DIRECTIONS FOR THIS TASK —
Identify and pull out each line of the entries in which "neodymium" occurs.

INFORMATION GIVEN —
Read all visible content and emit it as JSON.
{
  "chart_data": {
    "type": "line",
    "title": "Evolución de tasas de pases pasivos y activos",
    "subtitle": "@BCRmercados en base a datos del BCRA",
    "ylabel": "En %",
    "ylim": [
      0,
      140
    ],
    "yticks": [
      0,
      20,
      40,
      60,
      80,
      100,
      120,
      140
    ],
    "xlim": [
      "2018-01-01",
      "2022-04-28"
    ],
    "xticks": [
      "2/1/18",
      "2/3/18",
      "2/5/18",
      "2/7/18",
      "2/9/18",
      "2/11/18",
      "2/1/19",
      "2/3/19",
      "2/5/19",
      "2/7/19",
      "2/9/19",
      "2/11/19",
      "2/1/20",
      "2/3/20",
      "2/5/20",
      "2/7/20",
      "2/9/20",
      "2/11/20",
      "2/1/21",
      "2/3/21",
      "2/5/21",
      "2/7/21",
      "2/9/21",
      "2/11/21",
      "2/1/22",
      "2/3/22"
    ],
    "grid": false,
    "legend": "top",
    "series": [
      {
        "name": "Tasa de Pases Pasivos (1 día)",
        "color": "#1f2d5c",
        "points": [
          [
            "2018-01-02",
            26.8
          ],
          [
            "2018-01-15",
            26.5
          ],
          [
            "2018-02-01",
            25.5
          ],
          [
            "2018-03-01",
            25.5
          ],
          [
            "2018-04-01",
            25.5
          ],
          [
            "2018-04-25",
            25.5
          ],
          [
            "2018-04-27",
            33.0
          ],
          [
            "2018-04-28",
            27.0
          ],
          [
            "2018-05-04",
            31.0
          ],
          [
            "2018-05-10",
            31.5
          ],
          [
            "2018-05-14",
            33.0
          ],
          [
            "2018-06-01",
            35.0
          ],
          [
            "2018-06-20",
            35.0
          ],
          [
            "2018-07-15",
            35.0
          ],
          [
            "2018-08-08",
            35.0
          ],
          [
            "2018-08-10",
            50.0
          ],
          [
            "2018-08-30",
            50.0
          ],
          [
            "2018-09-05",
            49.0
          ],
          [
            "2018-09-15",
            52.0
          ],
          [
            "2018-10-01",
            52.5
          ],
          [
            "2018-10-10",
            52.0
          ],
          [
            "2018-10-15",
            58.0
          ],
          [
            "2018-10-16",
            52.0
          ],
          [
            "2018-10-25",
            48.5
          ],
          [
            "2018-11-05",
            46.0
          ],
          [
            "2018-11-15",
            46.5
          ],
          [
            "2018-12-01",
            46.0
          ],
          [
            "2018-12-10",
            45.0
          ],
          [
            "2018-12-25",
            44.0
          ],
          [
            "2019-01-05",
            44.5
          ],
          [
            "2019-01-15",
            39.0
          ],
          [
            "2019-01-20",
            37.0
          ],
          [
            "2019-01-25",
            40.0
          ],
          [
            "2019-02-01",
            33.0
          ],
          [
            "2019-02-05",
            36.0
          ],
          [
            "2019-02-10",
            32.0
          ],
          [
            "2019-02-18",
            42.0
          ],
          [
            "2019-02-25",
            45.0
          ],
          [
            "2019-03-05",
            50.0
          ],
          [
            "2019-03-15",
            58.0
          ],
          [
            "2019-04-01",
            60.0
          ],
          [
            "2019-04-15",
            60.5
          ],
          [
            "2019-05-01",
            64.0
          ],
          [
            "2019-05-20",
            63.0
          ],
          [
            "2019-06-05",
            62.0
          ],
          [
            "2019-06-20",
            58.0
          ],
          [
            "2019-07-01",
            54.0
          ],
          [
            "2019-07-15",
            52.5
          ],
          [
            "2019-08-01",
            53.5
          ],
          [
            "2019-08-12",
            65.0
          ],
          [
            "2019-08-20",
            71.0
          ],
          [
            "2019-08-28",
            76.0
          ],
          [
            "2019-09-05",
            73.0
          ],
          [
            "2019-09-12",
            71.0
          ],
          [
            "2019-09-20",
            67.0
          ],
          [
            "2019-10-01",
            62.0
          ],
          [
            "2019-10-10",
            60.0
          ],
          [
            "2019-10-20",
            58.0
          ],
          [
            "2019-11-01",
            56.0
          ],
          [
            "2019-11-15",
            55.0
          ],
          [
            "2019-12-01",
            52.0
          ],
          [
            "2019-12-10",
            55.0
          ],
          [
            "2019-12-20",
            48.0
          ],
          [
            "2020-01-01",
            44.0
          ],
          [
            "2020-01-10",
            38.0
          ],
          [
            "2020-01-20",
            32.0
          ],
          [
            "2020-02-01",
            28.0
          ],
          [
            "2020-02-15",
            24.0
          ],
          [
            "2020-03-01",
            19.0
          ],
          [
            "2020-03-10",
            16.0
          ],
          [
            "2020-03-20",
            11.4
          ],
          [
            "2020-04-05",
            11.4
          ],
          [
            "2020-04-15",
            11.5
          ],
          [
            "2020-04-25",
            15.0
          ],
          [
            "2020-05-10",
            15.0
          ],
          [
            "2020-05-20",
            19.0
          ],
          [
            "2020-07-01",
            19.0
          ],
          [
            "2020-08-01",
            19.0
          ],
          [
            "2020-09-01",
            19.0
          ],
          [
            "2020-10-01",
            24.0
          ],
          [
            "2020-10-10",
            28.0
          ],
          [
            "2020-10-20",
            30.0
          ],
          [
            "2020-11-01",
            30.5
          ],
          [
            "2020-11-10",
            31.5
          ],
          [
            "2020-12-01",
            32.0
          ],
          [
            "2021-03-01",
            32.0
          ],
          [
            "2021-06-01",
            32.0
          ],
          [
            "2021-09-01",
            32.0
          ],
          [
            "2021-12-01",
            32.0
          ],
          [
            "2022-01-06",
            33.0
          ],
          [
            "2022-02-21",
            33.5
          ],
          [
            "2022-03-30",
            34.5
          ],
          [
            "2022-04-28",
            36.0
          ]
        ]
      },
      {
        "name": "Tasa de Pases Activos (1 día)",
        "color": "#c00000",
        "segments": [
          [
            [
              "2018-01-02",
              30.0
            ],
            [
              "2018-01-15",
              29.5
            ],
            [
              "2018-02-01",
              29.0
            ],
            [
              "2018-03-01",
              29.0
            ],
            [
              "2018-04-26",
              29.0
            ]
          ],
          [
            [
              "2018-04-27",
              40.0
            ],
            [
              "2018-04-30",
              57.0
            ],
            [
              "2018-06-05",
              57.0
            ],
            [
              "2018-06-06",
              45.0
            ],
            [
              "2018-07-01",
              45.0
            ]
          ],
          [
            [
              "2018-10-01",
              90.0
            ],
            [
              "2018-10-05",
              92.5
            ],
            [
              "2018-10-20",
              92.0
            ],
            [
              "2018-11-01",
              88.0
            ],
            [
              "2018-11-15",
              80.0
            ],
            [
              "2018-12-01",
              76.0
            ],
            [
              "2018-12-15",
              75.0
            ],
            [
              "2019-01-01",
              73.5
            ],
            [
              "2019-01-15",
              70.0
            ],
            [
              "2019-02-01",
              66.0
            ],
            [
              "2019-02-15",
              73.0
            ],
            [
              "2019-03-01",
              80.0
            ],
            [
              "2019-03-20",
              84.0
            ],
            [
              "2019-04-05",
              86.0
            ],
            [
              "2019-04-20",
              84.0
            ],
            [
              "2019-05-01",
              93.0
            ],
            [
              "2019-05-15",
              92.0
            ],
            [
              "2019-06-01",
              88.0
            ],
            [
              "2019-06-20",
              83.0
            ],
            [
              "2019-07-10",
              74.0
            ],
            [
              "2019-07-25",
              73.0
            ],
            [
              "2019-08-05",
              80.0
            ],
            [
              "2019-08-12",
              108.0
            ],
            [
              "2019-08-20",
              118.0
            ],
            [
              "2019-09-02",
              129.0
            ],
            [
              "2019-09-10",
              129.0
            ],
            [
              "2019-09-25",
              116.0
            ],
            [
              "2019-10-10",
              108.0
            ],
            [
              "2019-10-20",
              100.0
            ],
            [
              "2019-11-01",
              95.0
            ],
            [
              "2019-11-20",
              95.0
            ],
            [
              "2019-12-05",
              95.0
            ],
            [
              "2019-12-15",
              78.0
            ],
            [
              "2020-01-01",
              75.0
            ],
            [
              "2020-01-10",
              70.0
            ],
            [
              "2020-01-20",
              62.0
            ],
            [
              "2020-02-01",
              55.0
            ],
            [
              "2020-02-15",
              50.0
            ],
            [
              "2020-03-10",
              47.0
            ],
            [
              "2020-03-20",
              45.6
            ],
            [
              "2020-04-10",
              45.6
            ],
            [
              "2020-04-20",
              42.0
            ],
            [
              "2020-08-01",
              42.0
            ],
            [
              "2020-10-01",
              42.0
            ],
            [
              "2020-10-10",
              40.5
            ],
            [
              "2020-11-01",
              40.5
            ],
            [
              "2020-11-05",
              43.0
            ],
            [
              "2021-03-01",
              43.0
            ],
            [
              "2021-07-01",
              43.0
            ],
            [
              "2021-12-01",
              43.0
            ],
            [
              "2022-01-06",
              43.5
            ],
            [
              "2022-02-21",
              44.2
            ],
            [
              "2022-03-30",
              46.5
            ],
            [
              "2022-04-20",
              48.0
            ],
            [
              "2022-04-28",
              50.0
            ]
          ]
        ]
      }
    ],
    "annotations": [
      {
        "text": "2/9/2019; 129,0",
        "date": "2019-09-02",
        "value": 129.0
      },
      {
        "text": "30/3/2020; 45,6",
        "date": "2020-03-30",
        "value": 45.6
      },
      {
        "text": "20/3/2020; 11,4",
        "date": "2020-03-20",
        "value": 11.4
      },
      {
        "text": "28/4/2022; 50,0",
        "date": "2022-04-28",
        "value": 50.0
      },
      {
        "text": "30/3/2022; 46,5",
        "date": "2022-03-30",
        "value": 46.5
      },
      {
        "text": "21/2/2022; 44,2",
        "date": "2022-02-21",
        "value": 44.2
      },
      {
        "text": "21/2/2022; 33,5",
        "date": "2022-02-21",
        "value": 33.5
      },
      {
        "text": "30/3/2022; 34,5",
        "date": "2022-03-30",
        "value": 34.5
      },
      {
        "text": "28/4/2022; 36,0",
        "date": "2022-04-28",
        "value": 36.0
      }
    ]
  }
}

...

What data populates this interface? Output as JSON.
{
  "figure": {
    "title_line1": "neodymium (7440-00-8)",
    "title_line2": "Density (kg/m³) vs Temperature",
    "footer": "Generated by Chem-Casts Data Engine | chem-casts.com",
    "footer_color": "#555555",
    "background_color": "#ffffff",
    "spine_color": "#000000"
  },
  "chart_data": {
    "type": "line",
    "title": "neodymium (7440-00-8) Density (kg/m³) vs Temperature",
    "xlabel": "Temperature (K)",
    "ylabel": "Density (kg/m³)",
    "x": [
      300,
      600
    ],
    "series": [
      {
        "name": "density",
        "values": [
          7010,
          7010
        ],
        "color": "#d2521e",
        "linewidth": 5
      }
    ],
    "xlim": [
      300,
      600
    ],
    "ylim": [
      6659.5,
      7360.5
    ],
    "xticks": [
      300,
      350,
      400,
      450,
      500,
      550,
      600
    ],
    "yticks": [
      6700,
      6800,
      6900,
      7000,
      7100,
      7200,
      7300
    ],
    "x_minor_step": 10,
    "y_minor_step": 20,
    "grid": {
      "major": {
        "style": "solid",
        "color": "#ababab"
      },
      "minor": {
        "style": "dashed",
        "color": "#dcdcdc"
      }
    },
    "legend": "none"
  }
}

...

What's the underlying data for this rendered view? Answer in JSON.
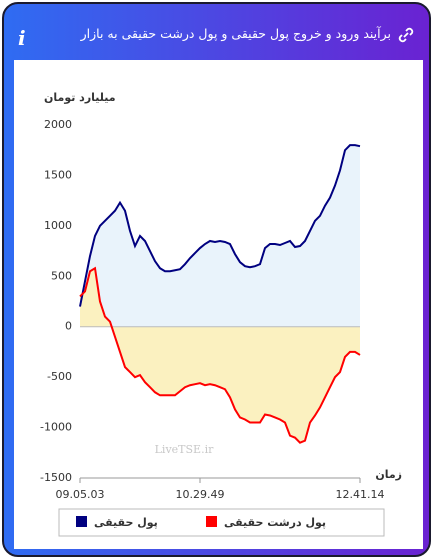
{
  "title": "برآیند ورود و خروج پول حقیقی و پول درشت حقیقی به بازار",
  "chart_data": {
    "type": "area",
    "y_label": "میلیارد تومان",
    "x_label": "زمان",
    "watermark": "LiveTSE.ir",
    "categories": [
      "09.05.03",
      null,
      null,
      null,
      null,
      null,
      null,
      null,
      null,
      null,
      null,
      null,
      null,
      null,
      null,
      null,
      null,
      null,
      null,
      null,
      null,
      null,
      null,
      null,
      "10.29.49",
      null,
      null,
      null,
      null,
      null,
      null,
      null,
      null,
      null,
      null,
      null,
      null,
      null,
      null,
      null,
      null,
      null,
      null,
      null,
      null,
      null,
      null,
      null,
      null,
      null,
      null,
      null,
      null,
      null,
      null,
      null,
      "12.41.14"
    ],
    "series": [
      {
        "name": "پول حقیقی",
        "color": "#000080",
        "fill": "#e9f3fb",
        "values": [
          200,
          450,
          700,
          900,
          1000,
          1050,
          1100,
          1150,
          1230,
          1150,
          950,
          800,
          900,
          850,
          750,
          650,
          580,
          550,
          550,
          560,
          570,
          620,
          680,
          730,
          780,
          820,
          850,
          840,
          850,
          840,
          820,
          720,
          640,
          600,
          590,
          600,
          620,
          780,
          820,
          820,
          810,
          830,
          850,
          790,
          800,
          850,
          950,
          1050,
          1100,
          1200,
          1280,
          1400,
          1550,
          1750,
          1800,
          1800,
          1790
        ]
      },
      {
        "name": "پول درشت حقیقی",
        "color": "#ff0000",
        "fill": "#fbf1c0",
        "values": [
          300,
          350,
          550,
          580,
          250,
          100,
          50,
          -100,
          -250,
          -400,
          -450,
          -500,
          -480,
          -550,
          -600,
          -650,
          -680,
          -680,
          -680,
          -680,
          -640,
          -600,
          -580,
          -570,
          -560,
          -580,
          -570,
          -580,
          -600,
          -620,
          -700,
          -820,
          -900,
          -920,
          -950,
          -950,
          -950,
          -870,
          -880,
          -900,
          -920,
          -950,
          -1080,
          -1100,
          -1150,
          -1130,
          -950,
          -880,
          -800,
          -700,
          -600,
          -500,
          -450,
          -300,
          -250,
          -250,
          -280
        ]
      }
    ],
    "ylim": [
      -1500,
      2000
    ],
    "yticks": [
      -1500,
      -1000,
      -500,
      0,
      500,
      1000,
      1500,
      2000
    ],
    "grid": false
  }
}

EXERCISE OUTPUT —
    "title_line1": "neodymium (7440-00-8)",
    "title": "neodymium (7440-00-8) Density (kg/m³) vs Temperature",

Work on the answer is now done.